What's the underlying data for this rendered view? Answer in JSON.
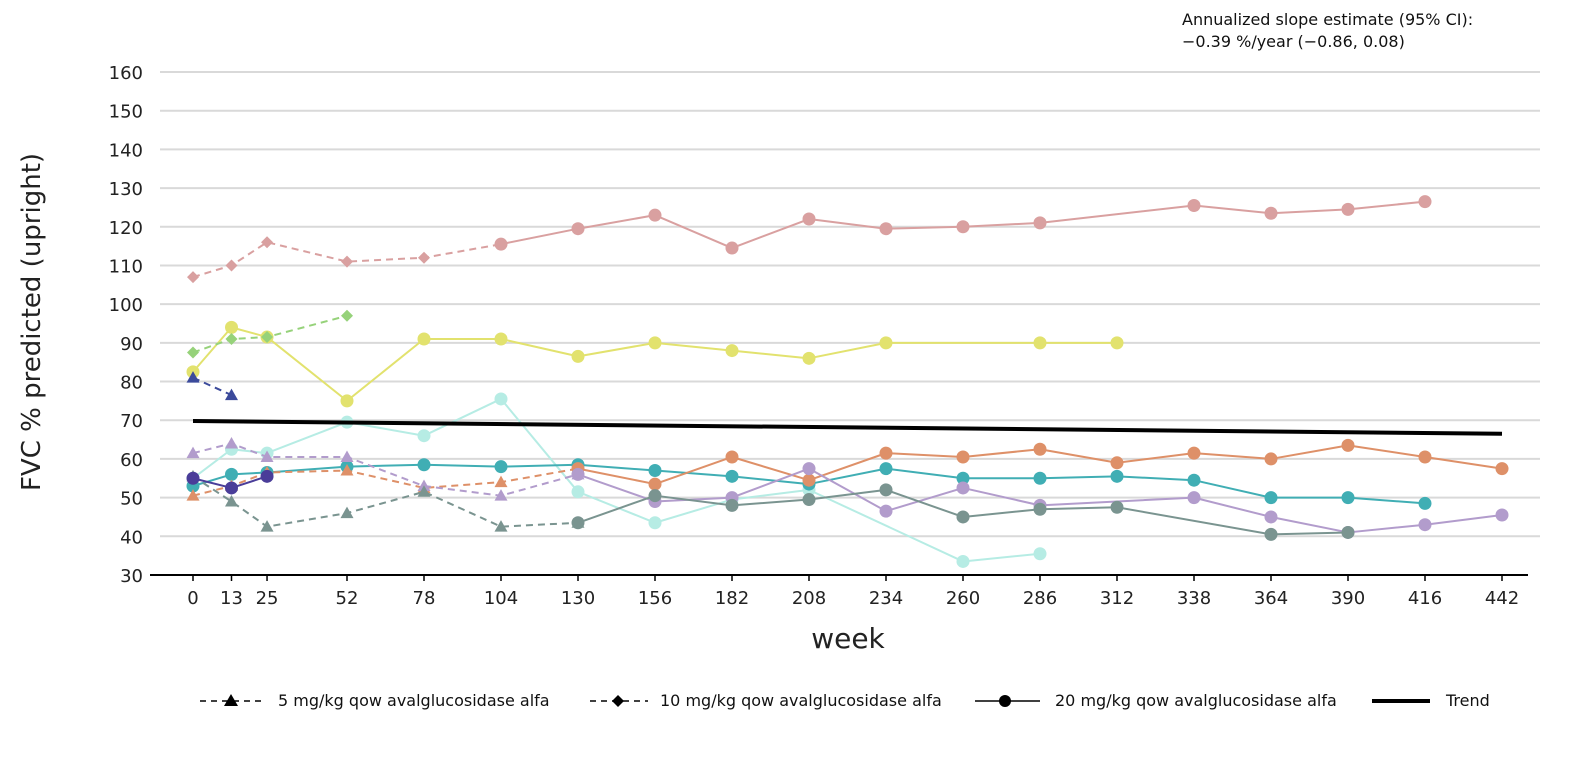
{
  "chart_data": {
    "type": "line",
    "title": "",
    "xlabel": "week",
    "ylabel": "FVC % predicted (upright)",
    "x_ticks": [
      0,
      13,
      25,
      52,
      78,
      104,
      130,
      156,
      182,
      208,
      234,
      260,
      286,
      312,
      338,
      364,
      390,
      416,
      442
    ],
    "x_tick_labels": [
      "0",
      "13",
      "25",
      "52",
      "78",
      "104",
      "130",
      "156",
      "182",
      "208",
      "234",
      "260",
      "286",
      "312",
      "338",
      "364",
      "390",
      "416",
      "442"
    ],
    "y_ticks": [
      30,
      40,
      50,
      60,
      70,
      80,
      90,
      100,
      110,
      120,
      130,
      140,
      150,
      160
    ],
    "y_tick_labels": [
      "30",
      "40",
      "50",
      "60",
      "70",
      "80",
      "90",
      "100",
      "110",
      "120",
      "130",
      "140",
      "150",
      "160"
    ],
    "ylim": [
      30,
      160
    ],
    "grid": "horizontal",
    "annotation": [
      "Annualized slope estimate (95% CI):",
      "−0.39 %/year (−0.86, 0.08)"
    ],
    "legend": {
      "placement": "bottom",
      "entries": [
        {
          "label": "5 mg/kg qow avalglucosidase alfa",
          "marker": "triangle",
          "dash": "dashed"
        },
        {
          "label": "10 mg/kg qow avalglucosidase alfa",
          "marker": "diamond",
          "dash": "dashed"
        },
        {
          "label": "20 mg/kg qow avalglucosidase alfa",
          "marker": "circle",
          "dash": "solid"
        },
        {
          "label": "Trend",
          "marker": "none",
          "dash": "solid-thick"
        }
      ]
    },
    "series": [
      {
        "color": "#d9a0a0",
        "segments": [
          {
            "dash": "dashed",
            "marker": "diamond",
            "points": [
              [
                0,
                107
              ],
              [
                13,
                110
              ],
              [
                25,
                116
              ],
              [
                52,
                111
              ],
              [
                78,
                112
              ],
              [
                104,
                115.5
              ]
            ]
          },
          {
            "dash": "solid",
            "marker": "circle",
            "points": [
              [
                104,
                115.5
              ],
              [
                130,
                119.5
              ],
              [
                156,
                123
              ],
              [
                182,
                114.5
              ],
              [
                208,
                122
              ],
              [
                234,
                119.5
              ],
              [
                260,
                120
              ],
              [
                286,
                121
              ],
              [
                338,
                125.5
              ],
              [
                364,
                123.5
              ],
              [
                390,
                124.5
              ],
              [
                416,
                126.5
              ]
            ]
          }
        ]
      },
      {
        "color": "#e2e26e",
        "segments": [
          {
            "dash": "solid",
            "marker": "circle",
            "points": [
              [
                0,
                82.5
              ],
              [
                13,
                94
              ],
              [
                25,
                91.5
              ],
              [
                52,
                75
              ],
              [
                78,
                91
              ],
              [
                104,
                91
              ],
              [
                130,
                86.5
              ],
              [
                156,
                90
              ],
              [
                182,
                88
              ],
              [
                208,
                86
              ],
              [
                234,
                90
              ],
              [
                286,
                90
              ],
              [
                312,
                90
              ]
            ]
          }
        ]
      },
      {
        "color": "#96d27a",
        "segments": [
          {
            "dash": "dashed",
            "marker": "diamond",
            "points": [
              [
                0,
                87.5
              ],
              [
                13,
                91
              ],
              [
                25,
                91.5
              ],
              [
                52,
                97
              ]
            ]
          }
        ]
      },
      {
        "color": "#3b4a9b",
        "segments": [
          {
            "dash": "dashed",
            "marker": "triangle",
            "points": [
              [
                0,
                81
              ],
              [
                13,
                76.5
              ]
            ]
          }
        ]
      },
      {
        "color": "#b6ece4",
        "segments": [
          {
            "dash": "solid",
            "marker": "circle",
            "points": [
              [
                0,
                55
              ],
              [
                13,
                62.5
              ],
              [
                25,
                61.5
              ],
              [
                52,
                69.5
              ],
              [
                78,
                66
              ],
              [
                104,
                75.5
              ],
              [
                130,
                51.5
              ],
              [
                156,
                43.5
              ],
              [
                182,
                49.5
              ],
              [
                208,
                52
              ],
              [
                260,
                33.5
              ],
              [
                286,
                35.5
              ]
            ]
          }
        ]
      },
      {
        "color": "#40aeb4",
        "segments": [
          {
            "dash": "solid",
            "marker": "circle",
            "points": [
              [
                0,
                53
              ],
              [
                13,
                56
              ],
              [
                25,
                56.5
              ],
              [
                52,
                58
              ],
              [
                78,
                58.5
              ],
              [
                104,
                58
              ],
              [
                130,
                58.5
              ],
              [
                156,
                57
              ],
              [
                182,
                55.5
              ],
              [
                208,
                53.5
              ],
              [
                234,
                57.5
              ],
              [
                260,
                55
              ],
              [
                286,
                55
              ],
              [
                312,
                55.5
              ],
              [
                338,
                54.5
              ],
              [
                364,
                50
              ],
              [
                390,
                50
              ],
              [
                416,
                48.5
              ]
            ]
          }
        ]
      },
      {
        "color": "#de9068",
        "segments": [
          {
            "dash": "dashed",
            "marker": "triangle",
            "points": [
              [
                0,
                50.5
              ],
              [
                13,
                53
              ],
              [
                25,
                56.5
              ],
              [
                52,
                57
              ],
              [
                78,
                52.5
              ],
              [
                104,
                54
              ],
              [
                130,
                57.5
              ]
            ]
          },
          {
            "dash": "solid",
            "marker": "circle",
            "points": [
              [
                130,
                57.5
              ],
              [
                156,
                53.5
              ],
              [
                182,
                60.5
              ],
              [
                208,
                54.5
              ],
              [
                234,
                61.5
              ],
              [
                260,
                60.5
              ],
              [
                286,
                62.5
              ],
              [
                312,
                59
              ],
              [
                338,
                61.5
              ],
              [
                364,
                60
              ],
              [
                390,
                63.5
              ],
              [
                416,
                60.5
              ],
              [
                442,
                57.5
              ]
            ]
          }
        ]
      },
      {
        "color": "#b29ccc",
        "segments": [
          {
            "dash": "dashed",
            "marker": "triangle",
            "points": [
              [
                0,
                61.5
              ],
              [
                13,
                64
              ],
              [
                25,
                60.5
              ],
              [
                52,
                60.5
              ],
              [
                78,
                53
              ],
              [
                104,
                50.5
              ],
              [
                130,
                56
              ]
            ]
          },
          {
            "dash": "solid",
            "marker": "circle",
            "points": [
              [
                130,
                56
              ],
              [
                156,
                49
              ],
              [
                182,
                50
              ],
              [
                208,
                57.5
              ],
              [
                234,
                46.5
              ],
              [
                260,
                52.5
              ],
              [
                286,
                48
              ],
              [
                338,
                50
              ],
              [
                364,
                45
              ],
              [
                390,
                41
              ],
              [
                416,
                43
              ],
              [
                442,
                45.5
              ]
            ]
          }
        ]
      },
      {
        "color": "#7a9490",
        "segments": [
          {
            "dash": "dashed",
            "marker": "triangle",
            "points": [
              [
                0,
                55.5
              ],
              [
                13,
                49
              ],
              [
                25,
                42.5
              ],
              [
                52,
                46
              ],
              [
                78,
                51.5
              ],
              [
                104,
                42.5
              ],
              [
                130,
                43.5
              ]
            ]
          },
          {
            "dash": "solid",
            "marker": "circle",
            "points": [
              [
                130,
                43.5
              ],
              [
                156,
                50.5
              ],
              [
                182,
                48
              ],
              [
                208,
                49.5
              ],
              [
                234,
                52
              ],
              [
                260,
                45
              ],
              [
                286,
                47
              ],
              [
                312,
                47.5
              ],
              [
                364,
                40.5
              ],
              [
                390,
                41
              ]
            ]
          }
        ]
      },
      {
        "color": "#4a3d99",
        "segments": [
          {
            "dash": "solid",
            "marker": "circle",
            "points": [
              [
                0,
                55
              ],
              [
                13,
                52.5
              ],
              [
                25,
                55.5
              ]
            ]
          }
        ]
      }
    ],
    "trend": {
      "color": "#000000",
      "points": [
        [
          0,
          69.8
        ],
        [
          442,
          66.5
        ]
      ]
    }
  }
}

- To be done -
Write down the number of lines where the word "avalglucosidase" appears, and nothing further.

- Task answer -
3